- Problem -
Exact reproduction of the data is required, with images excluded.

- Supplied data -
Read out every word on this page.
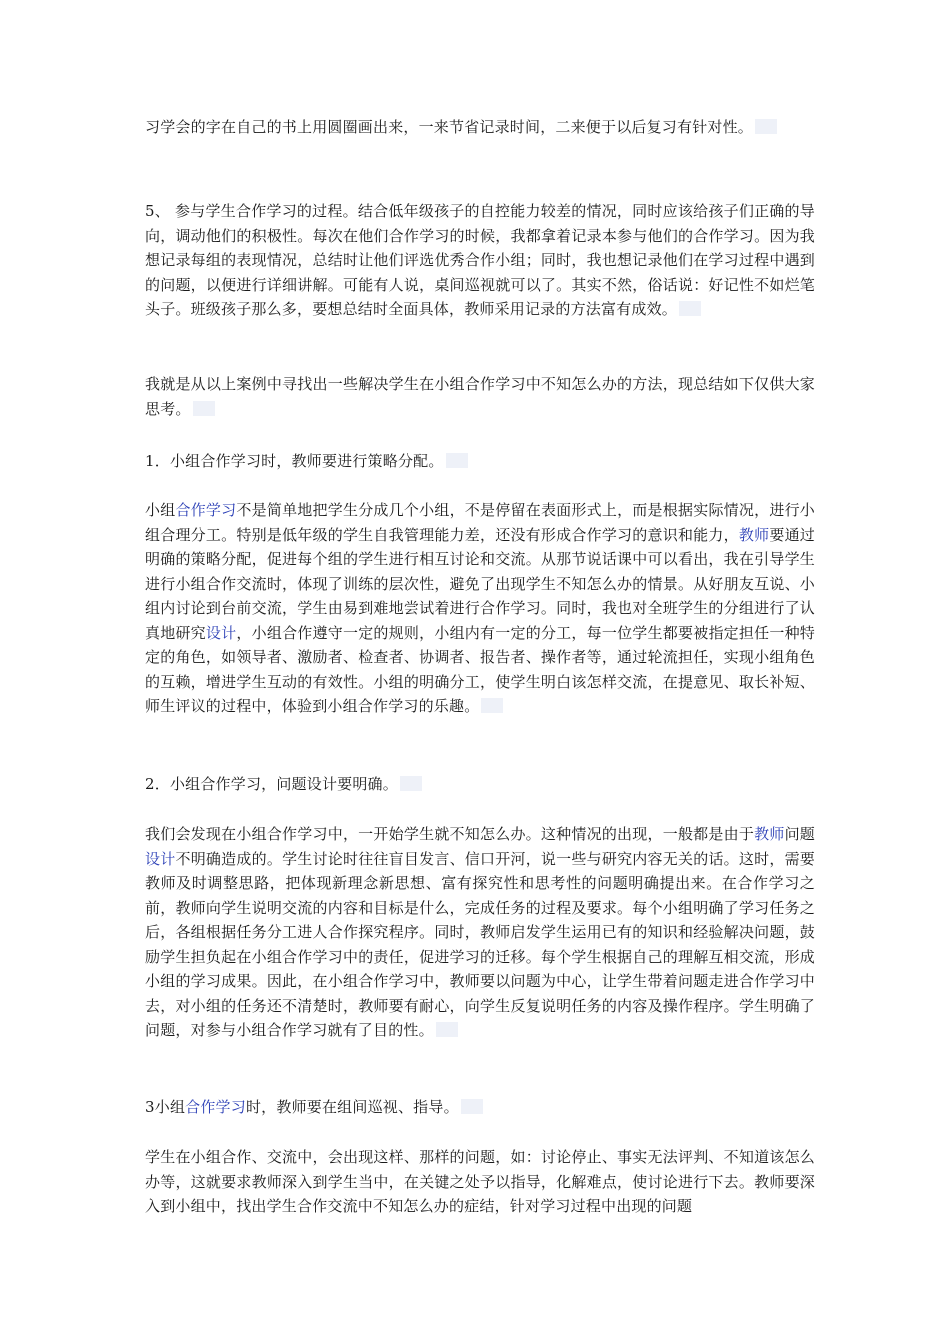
习学会的字在自己的书上用圆圈画出来，一来节省记录时间，二来便于以后复习有针对性。

5、 参与学生合作学习的过程。结合低年级孩子的自控能力较差的情况，同时应该给孩子们正确的导向，调动他们的积极性。每次在他们合作学习的时候，我都拿着记录本参与他们的合作学习。因为我想记录每组的表现情况，总结时让他们评选优秀合作小组；同时，我也想记录他们在学习过程中遇到的问题，以便进行详细讲解。可能有人说，桌间巡视就可以了。其实不然，俗话说：好记性不如烂笔头子。班级孩子那么多，要想总结时全面具体，教师采用记录的方法富有成效。

我就是从以上案例中寻找出一些解决学生在小组合作学习中不知怎么办的方法，现总结如下仅供大家思考。

1．小组合作学习时，教师要进行策略分配。

小组合作学习不是简单地把学生分成几个小组，不是停留在表面形式上，而是根据实际情况，进行小组合理分工。特别是低年级的学生自我管理能力差，还没有形成合作学习的意识和能力，教师要通过明确的策略分配，促进每个组的学生进行相互讨论和交流。从那节说话课中可以看出，我在引导学生进行小组合作交流时，体现了训练的层次性，避免了出现学生不知怎么办的情景。从好朋友互说、小组内讨论到台前交流，学生由易到难地尝试着进行合作学习。同时，我也对全班学生的分组进行了认真地研究设计，小组合作遵守一定的规则，小组内有一定的分工，每一位学生都要被指定担任一种特定的角色，如领导者、激励者、检查者、协调者、报告者、操作者等，通过轮流担任，实现小组角色的互赖，增进学生互动的有效性。小组的明确分工，使学生明白该怎样交流，在提意见、取长补短、师生评议的过程中，体验到小组合作学习的乐趣。

2．小组合作学习，问题设计要明确。

我们会发现在小组合作学习中，一开始学生就不知怎么办。这种情况的出现，一般都是由于教师问题设计不明确造成的。学生讨论时往往盲目发言、信口开河，说一些与研究内容无关的话。这时，需要教师及时调整思路，把体现新理念新思想、富有探究性和思考性的问题明确提出来。在合作学习之前，教师向学生说明交流的内容和目标是什么，完成任务的过程及要求。每个小组明确了学习任务之后，各组根据任务分工进人合作探究程序。同时，教师启发学生运用已有的知识和经验解决问题，鼓励学生担负起在小组合作学习中的责任，促进学习的迁移。每个学生根据自己的理解互相交流，形成小组的学习成果。因此，在小组合作学习中，教师要以问题为中心，让学生带着问题走进合作学习中去，对小组的任务还不清楚时，教师要有耐心，向学生反复说明任务的内容及操作程序。学生明确了问题，对参与小组合作学习就有了目的性。

3小组合作学习时，教师要在组间巡视、指导。

学生在小组合作、交流中，会出现这样、那样的问题，如：讨论停止、事实无法评判、不知道该怎么办等，这就要求教师深入到学生当中，在关键之处予以指导，化解难点，使讨论进行下去。教师要深入到小组中，找出学生合作交流中不知怎么办的症结，针对学习过程中出现的问题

- Problem solution -
Read out every word on this page.
习学会的字在自己的书上用圆圈画出来，一来节省记录时间，二来便于以后复习有针对性。

5、 参与学生合作学习的过程。结合低年级孩子的自控能力较差的情况，同时应该给孩子们正确的导向，调动他们的积极性。每次在他们合作学习的时候，我都拿着记录本参与他们的合作学习。因为我想记录每组的表现情况，总结时让他们评选优秀合作小组；同时，我也想记录他们在学习过程中遇到的问题，以便进行详细讲解。可能有人说，桌间巡视就可以了。其实不然，俗话说：好记性不如烂笔头子。班级孩子那么多，要想总结时全面具体，教师采用记录的方法富有成效。

我就是从以上案例中寻找出一些解决学生在小组合作学习中不知怎么办的方法，现总结如下仅供大家思考。

1．小组合作学习时，教师要进行策略分配。

小组合作学习不是简单地把学生分成几个小组，不是停留在表面形式上，而是根据实际情况，进行小组合理分工。特别是低年级的学生自我管理能力差，还没有形成合作学习的意识和能力，教师要通过明确的策略分配，促进每个组的学生进行相互讨论和交流。从那节说话课中可以看出，我在引导学生进行小组合作交流时，体现了训练的层次性，避免了出现学生不知怎么办的情景。从好朋友互说、小组内讨论到台前交流，学生由易到难地尝试着进行合作学习。同时，我也对全班学生的分组进行了认真地研究设计，小组合作遵守一定的规则，小组内有一定的分工，每一位学生都要被指定担任一种特定的角色，如领导者、激励者、检查者、协调者、报告者、操作者等，通过轮流担任，实现小组角色的互赖，增进学生互动的有效性。小组的明确分工，使学生明白该怎样交流，在提意见、取长补短、师生评议的过程中，体验到小组合作学习的乐趣。

2．小组合作学习，问题设计要明确。

我们会发现在小组合作学习中，一开始学生就不知怎么办。这种情况的出现，一般都是由于教师问题设计不明确造成的。学生讨论时往往盲目发言、信口开河，说一些与研究内容无关的话。这时，需要教师及时调整思路，把体现新理念新思想、富有探究性和思考性的问题明确提出来。在合作学习之前，教师向学生说明交流的内容和目标是什么，完成任务的过程及要求。每个小组明确了学习任务之后，各组根据任务分工进人合作探究程序。同时，教师启发学生运用已有的知识和经验解决问题，鼓励学生担负起在小组合作学习中的责任，促进学习的迁移。每个学生根据自己的理解互相交流，形成小组的学习成果。因此，在小组合作学习中，教师要以问题为中心，让学生带着问题走进合作学习中去，对小组的任务还不清楚时，教师要有耐心，向学生反复说明任务的内容及操作程序。学生明确了问题，对参与小组合作学习就有了目的性。

3小组合作学习时，教师要在组间巡视、指导。

学生在小组合作、交流中，会出现这样、那样的问题，如：讨论停止、事实无法评判、不知道该怎么办等，这就要求教师深入到学生当中，在关键之处予以指导，化解难点，使讨论进行下去。教师要深入到小组中，找出学生合作交流中不知怎么办的症结，针对学习过程中出现的问题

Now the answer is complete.